■ **Work required**
Return all lines with the word "chevron" in them.

---------------

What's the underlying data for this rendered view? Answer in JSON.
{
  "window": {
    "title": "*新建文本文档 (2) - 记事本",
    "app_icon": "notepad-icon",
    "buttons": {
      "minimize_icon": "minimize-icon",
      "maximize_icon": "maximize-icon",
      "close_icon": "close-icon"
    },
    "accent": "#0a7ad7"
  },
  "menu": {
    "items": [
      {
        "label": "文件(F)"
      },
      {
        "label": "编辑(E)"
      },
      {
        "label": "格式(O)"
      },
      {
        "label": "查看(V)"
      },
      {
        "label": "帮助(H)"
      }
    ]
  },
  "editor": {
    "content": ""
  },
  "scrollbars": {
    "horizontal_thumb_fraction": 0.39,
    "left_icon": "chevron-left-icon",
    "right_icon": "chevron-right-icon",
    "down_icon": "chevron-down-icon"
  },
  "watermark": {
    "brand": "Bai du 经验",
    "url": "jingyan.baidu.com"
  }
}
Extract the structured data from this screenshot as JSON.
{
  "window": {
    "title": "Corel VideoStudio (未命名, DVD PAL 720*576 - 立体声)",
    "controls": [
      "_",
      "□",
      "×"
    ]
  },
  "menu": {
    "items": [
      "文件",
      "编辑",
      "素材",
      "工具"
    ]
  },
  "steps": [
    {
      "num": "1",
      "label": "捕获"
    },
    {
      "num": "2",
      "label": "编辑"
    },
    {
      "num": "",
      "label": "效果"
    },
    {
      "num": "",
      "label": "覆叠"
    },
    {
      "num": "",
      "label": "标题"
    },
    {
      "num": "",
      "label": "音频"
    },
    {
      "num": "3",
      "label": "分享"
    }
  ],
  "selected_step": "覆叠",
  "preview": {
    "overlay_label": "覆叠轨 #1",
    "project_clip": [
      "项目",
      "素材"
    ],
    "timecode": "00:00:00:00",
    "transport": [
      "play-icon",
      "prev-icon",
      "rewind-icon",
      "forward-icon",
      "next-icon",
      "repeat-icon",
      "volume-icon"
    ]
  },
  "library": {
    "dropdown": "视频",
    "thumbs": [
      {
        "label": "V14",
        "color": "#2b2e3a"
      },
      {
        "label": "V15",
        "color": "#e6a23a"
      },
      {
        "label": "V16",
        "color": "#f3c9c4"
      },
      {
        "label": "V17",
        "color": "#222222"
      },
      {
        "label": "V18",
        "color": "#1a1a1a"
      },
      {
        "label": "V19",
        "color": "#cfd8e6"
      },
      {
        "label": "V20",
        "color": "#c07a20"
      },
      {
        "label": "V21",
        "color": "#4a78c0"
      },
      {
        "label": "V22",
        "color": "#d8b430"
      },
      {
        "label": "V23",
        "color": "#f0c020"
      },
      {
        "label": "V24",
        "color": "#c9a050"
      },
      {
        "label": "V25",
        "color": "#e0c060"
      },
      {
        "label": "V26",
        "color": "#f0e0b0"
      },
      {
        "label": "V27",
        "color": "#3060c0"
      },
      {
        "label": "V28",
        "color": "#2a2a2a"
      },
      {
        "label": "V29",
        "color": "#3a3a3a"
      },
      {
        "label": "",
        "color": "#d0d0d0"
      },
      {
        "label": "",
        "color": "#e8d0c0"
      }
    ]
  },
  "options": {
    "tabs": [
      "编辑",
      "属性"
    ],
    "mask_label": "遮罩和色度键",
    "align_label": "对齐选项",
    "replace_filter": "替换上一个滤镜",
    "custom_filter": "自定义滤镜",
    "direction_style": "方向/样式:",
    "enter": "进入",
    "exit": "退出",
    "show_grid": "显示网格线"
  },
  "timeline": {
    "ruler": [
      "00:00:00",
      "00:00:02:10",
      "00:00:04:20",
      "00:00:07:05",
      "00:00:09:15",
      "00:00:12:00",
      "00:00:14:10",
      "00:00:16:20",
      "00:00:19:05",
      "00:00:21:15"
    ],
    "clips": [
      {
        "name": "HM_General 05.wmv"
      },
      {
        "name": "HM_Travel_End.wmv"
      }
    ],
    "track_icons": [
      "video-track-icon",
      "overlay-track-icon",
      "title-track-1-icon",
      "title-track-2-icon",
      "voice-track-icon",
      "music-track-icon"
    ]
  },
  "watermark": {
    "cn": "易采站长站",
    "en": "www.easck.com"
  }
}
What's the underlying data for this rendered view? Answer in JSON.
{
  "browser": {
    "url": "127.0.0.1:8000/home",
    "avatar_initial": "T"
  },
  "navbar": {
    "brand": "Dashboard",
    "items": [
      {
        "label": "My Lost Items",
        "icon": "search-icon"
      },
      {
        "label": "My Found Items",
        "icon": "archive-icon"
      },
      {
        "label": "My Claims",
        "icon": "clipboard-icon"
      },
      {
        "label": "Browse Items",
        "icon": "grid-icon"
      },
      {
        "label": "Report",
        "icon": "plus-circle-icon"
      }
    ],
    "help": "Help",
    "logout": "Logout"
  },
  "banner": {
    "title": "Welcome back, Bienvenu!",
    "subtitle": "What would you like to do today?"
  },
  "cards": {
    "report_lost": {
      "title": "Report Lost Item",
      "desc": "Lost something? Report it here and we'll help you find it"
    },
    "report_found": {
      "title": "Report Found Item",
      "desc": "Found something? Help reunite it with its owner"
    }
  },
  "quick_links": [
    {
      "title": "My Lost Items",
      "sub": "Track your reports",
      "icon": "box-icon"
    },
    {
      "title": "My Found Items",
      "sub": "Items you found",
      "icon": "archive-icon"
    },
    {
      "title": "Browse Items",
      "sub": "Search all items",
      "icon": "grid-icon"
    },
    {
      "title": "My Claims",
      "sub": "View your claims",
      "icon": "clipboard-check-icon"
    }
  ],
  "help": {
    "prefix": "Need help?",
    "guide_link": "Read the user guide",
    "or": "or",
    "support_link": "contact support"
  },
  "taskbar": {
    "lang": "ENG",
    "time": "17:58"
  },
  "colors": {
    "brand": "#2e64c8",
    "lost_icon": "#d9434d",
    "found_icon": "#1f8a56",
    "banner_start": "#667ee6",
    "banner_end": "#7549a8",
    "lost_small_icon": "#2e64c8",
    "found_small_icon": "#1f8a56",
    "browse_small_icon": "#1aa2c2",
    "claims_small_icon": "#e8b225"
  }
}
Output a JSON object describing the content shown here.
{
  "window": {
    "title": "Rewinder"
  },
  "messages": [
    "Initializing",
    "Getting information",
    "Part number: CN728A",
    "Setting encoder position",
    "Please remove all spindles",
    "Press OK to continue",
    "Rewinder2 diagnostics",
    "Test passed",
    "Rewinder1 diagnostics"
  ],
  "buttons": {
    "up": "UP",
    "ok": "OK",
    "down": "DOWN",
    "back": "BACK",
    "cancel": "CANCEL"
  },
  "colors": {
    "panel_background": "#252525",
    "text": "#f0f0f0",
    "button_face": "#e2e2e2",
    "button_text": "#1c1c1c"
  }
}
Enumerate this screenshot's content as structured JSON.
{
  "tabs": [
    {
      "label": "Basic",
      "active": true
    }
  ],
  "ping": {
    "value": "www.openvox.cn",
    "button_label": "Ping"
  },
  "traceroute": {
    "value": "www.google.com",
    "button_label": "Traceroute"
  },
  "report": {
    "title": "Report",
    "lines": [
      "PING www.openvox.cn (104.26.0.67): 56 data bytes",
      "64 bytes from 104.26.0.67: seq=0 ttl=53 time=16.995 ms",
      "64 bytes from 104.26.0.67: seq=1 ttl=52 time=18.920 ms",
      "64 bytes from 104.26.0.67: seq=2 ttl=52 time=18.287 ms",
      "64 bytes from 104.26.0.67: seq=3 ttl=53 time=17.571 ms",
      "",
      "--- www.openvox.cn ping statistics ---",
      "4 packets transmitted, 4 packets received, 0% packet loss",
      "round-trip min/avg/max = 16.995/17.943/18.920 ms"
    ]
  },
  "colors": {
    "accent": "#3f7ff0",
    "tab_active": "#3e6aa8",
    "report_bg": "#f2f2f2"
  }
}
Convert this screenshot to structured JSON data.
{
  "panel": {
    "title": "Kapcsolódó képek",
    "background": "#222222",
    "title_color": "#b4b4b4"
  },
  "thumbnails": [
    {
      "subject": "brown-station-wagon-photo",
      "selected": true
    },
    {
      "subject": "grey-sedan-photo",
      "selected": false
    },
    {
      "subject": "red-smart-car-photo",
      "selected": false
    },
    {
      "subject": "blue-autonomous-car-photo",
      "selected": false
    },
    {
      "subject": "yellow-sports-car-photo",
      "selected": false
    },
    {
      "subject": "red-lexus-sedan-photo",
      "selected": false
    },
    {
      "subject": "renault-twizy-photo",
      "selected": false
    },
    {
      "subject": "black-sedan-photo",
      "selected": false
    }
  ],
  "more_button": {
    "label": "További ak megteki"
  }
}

---------------

■ **Response to the task**
    "left_icon": "chevron-left-icon",
    "right_icon": "chevron-right-icon",
    "down_icon": "chevron-down-icon"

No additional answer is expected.